[Dataset rows]
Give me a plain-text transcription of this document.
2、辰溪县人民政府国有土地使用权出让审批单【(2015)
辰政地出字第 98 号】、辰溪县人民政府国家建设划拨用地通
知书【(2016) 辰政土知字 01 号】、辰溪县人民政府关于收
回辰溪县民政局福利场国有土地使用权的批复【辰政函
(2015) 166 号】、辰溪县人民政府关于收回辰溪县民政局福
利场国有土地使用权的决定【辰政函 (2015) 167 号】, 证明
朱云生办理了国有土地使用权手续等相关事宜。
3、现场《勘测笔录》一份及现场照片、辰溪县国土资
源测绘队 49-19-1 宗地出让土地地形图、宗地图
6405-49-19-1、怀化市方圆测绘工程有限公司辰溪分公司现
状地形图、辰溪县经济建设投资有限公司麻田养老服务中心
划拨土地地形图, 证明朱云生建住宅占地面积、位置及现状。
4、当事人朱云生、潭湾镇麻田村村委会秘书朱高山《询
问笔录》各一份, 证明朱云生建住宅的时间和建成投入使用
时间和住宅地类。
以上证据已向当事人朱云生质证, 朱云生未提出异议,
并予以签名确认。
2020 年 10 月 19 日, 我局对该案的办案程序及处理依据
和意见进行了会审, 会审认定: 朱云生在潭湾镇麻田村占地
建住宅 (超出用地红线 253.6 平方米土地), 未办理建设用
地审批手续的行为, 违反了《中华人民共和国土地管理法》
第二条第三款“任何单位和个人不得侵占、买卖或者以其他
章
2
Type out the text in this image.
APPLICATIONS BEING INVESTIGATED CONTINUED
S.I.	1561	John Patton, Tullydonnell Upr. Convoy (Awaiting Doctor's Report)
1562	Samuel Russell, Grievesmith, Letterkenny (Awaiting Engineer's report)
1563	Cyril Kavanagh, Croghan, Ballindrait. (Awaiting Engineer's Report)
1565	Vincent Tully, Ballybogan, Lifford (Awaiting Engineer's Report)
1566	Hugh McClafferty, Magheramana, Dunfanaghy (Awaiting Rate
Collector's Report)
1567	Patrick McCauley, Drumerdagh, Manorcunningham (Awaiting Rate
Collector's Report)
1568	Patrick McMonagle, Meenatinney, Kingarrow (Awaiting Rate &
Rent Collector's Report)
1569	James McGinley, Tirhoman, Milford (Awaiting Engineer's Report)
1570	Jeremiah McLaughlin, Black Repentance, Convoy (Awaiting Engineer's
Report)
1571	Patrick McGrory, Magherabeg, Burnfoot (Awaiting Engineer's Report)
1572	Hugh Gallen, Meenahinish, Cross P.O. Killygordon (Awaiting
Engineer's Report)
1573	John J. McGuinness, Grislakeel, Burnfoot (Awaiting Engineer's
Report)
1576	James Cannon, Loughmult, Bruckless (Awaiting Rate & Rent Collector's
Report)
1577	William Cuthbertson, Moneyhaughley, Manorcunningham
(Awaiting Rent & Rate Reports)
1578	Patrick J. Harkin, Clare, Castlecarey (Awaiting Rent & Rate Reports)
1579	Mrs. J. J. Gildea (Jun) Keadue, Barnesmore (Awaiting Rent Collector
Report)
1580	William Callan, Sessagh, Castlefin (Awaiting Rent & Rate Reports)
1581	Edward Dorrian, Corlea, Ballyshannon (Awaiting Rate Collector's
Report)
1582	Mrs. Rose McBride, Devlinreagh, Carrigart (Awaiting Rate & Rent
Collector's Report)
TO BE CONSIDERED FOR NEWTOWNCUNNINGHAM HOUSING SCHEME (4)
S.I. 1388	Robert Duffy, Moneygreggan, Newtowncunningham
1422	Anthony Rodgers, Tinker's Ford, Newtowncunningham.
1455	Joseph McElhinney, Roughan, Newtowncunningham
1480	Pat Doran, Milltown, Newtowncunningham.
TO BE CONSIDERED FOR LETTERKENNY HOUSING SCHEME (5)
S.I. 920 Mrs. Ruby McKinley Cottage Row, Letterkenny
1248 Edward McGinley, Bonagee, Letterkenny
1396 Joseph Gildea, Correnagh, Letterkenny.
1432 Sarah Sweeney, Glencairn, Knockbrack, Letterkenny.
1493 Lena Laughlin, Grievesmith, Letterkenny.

▸ **SET PROBLEM**
Look through the entries above and report each line where the string "HOUSING" occurs.

▸ **SOLUTION FOR THIS PROBLEM**
TO BE CONSIDERED FOR NEWTOWNCUNNINGHAM HOUSING SCHEME (4)
TO BE CONSIDERED FOR LETTERKENNY HOUSING SCHEME (5)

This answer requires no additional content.